Among the entries below, find the lines with "title" and copy them.
— begin GIVEN ENTRIES —
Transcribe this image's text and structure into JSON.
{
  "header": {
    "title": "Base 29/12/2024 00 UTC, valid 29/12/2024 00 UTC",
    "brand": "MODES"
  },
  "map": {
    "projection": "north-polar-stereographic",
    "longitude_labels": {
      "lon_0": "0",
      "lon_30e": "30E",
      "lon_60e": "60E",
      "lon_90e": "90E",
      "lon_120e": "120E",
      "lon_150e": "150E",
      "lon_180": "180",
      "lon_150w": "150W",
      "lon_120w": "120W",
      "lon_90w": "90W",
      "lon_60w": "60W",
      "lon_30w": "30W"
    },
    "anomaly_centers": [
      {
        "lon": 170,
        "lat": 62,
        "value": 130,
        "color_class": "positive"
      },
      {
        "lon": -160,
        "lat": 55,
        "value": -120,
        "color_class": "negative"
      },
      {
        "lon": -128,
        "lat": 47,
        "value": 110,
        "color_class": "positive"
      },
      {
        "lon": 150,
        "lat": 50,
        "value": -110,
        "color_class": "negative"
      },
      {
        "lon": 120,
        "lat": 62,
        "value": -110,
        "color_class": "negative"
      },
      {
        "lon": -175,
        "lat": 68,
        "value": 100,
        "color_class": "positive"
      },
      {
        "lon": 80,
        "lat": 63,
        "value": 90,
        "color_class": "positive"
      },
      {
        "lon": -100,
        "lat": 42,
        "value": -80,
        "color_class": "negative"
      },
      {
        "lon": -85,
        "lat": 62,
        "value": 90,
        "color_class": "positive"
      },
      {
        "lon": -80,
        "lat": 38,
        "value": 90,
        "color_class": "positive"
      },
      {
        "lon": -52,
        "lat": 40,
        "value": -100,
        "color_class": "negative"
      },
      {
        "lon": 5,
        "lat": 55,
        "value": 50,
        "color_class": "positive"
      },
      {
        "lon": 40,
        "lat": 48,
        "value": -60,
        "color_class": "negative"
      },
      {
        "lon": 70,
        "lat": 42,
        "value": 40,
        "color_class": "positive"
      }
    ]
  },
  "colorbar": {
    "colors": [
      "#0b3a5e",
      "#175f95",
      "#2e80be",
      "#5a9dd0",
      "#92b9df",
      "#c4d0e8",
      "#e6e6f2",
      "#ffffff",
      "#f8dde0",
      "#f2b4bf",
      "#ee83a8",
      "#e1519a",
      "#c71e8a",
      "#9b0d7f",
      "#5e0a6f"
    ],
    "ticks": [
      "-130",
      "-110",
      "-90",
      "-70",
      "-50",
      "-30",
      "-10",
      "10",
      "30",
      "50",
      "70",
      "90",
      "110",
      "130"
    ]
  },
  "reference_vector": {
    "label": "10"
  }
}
— end GIVEN ENTRIES —
— begin GIVEN ENTRIES —
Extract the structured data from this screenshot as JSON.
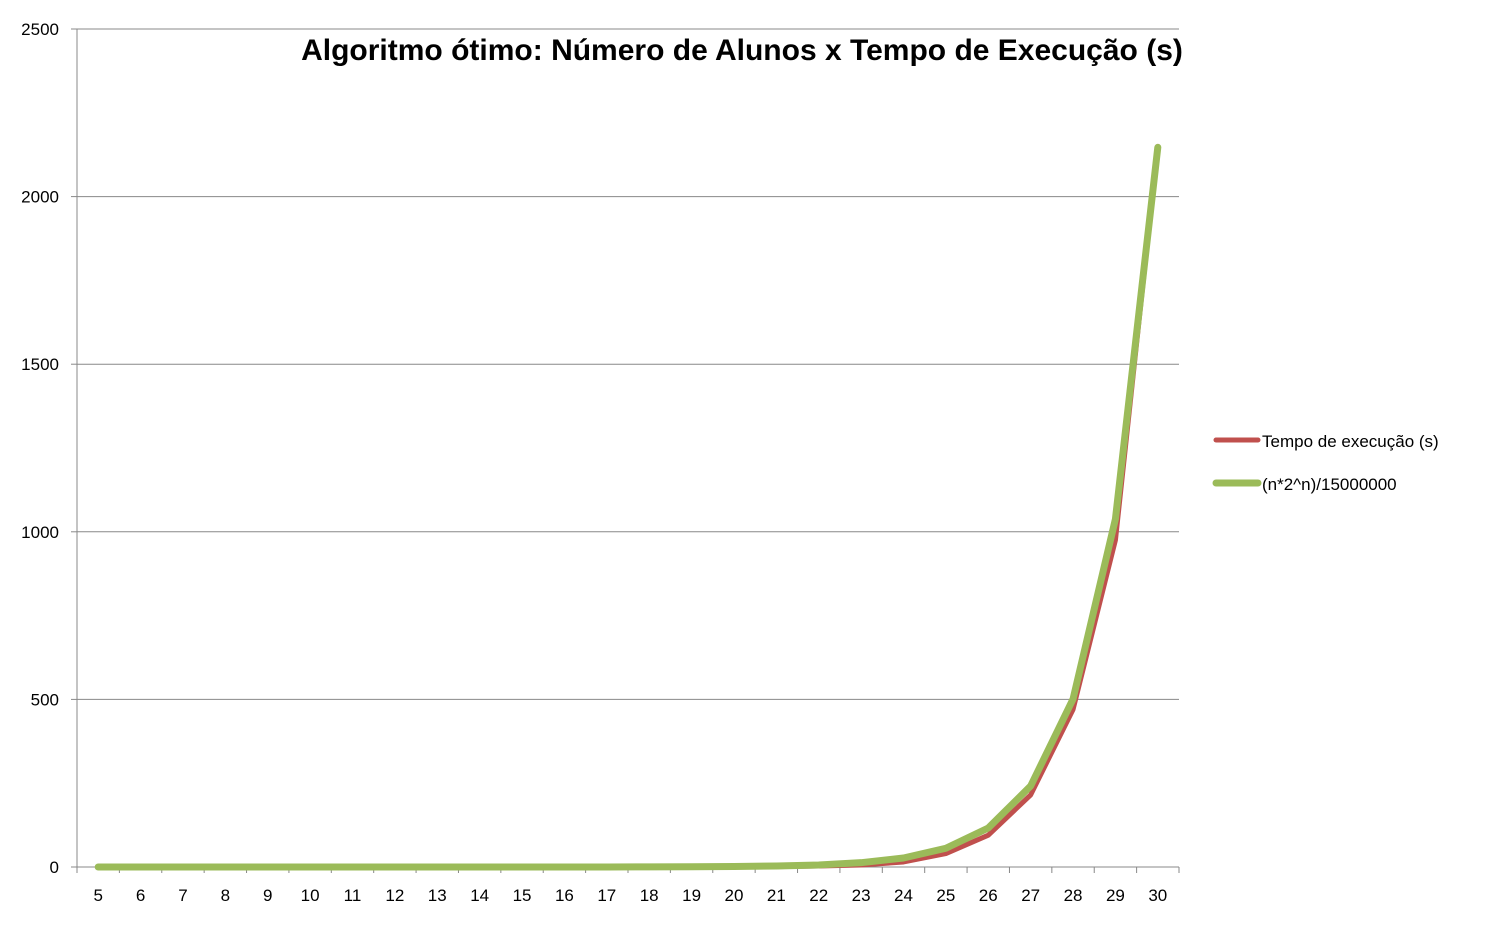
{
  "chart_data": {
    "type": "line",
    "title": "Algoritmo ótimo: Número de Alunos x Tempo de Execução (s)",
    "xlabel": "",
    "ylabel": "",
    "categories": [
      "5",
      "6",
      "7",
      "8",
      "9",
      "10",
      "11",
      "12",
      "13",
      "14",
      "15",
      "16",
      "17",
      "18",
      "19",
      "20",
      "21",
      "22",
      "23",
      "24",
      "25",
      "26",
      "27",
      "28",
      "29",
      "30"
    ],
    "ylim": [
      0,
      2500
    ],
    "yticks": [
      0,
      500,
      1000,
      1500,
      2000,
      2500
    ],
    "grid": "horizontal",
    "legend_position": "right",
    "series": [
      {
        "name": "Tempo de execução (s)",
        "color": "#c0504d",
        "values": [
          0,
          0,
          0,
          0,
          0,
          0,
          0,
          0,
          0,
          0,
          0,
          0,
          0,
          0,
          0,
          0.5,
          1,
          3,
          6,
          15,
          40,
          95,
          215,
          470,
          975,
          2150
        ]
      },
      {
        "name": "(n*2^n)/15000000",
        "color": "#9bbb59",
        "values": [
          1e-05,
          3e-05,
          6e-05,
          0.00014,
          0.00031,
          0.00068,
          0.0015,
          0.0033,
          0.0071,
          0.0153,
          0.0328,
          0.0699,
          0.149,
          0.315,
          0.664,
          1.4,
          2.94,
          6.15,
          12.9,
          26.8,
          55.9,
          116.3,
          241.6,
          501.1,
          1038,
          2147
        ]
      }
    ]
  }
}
— end GIVEN ENTRIES —
◆ RESULT
    "title": "Base 29/12/2024 00 UTC, valid 29/12/2024 00 UTC",
    "title": "Algoritmo ótimo: Número de Alunos x Tempo de Execução (s)",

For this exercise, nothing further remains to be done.